SET PROBLEM
Return the records that follow, matching each one exactly.

## BEGIN DATA ENTRIES

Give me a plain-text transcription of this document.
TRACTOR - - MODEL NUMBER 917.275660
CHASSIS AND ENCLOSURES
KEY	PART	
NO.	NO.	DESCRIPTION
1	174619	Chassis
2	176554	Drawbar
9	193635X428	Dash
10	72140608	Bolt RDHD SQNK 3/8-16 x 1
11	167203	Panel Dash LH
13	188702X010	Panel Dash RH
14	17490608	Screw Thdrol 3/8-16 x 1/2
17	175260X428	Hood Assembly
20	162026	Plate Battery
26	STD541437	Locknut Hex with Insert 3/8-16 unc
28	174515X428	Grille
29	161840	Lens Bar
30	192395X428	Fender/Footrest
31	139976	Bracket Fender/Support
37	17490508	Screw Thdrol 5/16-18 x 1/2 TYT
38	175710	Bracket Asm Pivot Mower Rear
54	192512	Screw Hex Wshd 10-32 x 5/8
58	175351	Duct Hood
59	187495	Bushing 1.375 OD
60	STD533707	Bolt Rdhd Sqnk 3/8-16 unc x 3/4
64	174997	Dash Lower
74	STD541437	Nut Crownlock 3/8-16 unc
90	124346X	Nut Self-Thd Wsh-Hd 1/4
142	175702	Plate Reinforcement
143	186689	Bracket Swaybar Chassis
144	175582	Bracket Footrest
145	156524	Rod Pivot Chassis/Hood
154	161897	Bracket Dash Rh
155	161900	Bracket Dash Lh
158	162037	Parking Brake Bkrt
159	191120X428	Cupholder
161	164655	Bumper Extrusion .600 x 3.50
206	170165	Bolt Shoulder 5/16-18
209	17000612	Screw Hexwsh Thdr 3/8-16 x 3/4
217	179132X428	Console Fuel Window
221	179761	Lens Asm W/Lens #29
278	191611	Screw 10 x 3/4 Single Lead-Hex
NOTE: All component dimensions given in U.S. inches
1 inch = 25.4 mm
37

## END DATA ENTRIES

ANSWER TO THE TASK
Give me a plain-text transcription of this document.
TRACTOR - - MODEL NUMBER 917.275660
CHASSIS AND ENCLOSURES
KEY	PART	
NO.	NO.	DESCRIPTION
1	174619	Chassis
2	176554	Drawbar
9	193635X428	Dash
10	72140608	Bolt RDHD SQNK 3/8-16 x 1
11	167203	Panel Dash LH
13	188702X010	Panel Dash RH
14	17490608	Screw Thdrol 3/8-16 x 1/2
17	175260X428	Hood Assembly
20	162026	Plate Battery
26	STD541437	Locknut Hex with Insert 3/8-16 unc
28	174515X428	Grille
29	161840	Lens Bar
30	192395X428	Fender/Footrest
31	139976	Bracket Fender/Support
37	17490508	Screw Thdrol 5/16-18 x 1/2 TYT
38	175710	Bracket Asm Pivot Mower Rear
54	192512	Screw Hex Wshd 10-32 x 5/8
58	175351	Duct Hood
59	187495	Bushing 1.375 OD
60	STD533707	Bolt Rdhd Sqnk 3/8-16 unc x 3/4
64	174997	Dash Lower
74	STD541437	Nut Crownlock 3/8-16 unc
90	124346X	Nut Self-Thd Wsh-Hd 1/4
142	175702	Plate Reinforcement
143	186689	Bracket Swaybar Chassis
144	175582	Bracket Footrest
145	156524	Rod Pivot Chassis/Hood
154	161897	Bracket Dash Rh
155	161900	Bracket Dash Lh
158	162037	Parking Brake Bkrt
159	191120X428	Cupholder
161	164655	Bumper Extrusion .600 x 3.50
206	170165	Bolt Shoulder 5/16-18
209	17000612	Screw Hexwsh Thdr 3/8-16 x 3/4
217	179132X428	Console Fuel Window
221	179761	Lens Asm W/Lens #29
278	191611	Screw 10 x 3/4 Single Lead-Hex
NOTE: All component dimensions given in U.S. inches
1 inch = 25.4 mm
37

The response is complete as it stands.